> **Task**
Find the string "object" in the records. Copy every line it appears in.

> **Records shown**
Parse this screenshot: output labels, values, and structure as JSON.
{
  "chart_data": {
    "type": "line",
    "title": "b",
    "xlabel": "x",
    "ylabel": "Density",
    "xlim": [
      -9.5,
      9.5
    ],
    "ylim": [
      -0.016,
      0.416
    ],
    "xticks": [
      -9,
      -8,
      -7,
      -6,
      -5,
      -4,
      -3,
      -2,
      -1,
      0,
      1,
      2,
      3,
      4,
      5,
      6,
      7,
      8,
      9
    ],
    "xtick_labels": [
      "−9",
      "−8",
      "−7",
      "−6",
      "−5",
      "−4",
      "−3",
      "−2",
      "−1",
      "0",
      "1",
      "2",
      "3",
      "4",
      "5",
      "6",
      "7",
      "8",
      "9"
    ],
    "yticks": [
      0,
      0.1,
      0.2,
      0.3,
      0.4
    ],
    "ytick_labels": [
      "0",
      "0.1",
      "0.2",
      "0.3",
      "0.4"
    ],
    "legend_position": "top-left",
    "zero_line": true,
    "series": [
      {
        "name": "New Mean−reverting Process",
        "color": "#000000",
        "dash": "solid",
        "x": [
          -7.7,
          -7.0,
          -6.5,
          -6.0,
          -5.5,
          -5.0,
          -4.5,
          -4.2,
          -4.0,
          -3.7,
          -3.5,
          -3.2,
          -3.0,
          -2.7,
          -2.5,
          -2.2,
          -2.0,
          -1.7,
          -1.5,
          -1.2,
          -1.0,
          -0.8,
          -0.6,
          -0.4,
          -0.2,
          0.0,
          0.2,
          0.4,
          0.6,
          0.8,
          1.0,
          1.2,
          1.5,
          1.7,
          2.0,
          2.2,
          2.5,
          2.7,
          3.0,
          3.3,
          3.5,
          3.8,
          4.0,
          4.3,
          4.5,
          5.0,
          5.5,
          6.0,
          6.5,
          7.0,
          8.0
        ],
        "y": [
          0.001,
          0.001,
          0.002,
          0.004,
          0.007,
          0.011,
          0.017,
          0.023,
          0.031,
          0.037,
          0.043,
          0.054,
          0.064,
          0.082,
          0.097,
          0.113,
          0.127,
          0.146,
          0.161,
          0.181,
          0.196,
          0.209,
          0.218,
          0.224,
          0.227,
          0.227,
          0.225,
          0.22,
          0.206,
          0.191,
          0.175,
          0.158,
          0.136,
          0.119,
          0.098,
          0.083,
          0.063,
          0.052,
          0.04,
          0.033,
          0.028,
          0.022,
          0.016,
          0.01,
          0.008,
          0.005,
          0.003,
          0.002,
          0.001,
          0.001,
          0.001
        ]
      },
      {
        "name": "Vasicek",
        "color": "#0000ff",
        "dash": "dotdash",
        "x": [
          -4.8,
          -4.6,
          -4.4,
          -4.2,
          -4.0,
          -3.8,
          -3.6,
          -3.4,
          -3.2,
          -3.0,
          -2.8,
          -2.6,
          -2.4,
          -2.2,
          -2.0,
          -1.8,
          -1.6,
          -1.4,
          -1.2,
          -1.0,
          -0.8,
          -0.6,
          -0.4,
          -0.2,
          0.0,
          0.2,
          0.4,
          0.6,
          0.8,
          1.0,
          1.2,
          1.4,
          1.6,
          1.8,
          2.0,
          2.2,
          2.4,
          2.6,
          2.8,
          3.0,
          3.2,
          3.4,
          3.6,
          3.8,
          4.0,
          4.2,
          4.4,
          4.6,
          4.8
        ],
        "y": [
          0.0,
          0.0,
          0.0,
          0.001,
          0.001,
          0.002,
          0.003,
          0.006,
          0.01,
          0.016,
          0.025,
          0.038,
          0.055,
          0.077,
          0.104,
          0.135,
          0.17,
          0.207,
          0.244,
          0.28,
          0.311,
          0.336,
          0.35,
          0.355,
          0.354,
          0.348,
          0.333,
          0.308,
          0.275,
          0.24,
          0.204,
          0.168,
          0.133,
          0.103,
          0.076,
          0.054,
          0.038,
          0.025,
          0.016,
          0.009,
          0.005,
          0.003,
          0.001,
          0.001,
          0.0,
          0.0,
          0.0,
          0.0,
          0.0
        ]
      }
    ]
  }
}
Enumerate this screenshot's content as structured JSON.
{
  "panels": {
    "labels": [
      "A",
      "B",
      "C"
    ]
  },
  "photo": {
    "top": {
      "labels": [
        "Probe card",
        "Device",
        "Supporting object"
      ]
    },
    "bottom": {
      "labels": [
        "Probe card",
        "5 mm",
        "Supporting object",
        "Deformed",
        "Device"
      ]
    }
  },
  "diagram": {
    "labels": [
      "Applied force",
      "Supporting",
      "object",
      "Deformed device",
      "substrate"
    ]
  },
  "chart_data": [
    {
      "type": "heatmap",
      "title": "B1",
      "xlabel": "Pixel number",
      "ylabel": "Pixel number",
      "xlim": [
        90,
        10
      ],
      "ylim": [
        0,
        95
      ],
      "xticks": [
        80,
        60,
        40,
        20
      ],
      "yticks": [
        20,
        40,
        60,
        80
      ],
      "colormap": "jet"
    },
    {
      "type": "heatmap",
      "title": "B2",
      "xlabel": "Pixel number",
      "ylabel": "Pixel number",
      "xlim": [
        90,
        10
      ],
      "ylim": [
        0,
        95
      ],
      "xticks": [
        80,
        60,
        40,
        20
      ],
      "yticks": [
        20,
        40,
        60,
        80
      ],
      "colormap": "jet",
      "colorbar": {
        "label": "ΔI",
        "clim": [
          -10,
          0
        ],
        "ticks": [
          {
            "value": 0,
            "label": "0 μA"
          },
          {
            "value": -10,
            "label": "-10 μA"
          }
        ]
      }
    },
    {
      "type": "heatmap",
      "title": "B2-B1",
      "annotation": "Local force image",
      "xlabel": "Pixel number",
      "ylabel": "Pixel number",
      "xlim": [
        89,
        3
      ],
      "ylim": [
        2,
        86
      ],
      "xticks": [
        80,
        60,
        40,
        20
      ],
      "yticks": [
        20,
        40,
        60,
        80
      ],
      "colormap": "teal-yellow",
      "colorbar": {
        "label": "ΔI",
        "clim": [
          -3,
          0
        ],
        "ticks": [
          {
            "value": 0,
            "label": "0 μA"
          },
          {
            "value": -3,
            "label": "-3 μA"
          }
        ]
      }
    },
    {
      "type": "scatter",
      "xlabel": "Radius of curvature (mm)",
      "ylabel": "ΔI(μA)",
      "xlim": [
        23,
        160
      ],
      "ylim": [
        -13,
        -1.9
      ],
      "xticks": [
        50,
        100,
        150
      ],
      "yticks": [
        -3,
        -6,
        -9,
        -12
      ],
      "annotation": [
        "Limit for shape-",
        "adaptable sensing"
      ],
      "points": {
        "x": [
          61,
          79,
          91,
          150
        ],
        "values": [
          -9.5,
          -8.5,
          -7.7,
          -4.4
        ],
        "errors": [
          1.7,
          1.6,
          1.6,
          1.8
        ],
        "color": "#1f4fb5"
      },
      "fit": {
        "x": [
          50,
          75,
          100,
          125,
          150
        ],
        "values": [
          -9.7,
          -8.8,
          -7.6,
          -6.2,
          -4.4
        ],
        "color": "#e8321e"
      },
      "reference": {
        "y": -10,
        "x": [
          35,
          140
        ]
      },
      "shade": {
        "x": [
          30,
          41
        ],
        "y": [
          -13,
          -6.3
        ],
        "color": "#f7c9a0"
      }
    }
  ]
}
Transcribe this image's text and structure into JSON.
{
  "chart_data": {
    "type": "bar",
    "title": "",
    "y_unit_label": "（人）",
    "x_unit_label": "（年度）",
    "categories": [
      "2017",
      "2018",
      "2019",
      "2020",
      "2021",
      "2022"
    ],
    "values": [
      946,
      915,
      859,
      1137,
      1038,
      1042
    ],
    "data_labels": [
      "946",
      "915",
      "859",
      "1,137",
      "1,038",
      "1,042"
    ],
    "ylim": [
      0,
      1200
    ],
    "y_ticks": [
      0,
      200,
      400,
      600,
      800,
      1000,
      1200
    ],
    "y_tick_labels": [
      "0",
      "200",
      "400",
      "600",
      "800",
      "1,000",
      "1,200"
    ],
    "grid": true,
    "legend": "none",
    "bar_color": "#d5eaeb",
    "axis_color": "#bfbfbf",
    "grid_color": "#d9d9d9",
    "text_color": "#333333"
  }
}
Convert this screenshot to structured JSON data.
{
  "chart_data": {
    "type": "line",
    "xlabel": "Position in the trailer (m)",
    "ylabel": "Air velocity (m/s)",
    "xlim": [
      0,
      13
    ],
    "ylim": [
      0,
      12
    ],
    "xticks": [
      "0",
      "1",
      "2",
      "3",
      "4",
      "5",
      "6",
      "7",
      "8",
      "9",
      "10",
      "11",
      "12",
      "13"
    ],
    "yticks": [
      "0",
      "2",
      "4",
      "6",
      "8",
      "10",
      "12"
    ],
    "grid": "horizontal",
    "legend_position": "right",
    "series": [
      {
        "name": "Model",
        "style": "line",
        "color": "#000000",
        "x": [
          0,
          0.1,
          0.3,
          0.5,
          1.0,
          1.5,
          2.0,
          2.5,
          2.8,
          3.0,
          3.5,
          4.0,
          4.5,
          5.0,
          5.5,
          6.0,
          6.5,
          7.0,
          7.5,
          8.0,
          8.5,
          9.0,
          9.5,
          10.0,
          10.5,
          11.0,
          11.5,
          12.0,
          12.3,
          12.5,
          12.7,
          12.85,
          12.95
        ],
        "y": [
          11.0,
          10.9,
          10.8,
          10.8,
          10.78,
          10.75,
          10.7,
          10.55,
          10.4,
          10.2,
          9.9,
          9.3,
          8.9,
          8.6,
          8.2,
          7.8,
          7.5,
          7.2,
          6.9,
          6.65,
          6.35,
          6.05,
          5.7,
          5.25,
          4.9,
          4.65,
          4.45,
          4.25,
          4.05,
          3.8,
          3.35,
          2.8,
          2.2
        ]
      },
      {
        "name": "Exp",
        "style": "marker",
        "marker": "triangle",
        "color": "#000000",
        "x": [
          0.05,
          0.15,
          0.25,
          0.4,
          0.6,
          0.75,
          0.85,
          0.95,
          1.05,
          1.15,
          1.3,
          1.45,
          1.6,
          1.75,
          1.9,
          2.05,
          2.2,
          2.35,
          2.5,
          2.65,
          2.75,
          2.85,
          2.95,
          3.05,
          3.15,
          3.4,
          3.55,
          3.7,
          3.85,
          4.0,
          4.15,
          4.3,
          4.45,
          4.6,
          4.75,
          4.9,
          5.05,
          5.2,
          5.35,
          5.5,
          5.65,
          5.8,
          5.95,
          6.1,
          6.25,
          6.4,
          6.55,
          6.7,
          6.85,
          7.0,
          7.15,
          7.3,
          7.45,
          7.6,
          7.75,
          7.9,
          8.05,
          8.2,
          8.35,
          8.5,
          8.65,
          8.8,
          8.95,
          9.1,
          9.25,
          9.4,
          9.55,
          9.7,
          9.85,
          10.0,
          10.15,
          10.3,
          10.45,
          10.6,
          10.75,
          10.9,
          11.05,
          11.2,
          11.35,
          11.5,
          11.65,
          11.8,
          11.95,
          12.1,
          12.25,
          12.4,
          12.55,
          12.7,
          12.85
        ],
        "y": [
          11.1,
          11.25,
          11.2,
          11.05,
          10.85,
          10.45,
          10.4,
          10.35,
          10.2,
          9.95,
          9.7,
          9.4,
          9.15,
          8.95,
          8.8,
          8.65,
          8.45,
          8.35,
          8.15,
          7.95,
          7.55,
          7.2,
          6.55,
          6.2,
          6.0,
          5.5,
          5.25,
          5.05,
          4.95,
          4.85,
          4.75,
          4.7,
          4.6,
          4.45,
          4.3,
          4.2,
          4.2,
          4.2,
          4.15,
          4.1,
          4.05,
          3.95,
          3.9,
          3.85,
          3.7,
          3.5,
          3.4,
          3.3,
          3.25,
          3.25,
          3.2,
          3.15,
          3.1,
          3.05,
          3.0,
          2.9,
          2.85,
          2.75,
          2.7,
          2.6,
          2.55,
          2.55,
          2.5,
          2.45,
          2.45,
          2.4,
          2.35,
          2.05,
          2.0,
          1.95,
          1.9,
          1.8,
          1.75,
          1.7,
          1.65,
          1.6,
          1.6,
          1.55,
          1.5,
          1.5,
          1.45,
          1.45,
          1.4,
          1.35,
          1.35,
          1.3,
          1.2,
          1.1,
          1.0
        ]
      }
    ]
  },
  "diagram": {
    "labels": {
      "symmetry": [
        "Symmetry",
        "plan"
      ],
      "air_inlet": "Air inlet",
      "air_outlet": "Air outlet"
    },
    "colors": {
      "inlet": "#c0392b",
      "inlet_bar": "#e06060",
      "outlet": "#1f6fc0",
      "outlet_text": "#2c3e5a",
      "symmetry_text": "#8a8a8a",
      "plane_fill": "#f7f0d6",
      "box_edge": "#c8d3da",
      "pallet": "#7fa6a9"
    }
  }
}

> **Complete response**
        "Supporting object"
        "Supporting object",
      "object",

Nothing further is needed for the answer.